-- Data tied to figure images --
┄┄┄┄┄┄┄┄┄┄
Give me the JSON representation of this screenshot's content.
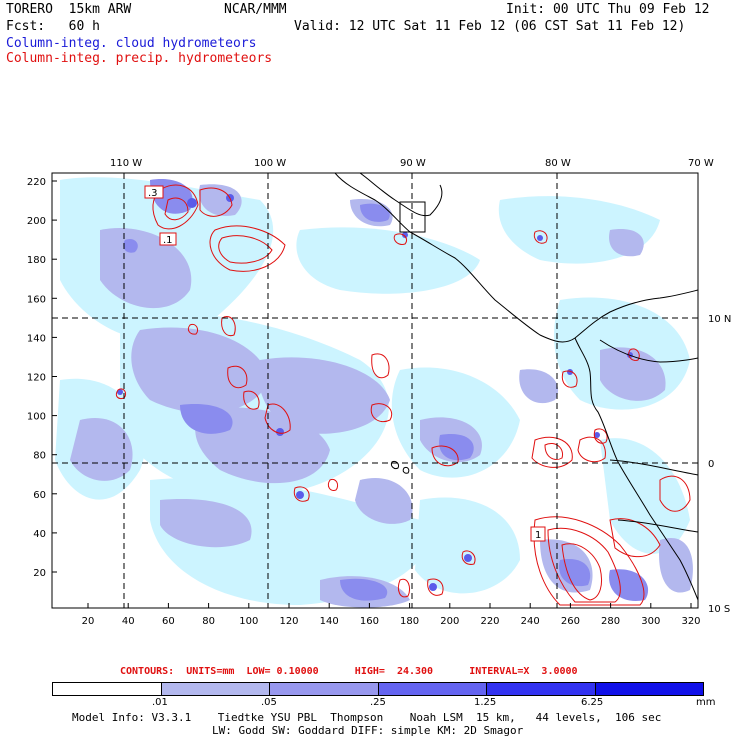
{
  "header": {
    "model_id": "TORERO  15km ARW",
    "org": "NCAR/MMM",
    "init": "Init: 00 UTC Thu 09 Feb 12",
    "fcst": "Fcst:   60 h",
    "valid": "Valid: 12 UTC Sat 11 Feb 12 (06 CST Sat 11 Feb 12)",
    "field_cloud": "Column-integ. cloud hydrometeors",
    "field_precip": "Column-integ. precip. hydrometeors"
  },
  "map": {
    "lon_labels": [
      "110 W",
      "100 W",
      "90 W",
      "80 W",
      "70 W"
    ],
    "lat_labels": [
      "10 N",
      "0",
      "10 S"
    ],
    "y_ticks": [
      "220",
      "200",
      "180",
      "160",
      "140",
      "120",
      "100",
      "80",
      "60",
      "40",
      "20"
    ],
    "x_ticks": [
      "20",
      "40",
      "60",
      "80",
      "100",
      "120",
      "140",
      "160",
      "180",
      "200",
      "220",
      "240",
      "260",
      "280",
      "300",
      "320"
    ],
    "box_labels": [
      ".3",
      ".1",
      "1"
    ]
  },
  "contours": {
    "text": "CONTOURS:  UNITS=mm  LOW= 0.10000      HIGH=  24.300      INTERVAL=X  3.0000"
  },
  "colorbar": {
    "labels": [
      ".01",
      ".05",
      ".25",
      "1.25",
      "6.25",
      "mm"
    ],
    "colors": [
      "#ffffff",
      "#ccf4ff",
      "#b3b8ee",
      "#9898ee",
      "#6464f0",
      "#3232f0",
      "#1010e8"
    ]
  },
  "footer": {
    "line1": "Model Info: V3.3.1    Tiedtke YSU PBL  Thompson    Noah LSM  15 km,   44 levels,  106 sec",
    "line2": "LW: Godd SW: Goddard DIFF: simple KM: 2D Smagor"
  }
}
┄┄┄┄┄┄┄┄┄┄
-- PROBLEM STATEMENT --
Count the lines in the entries that hold the word "Column", and give nothing but the total.

-- EXERCISE OUTPUT --
2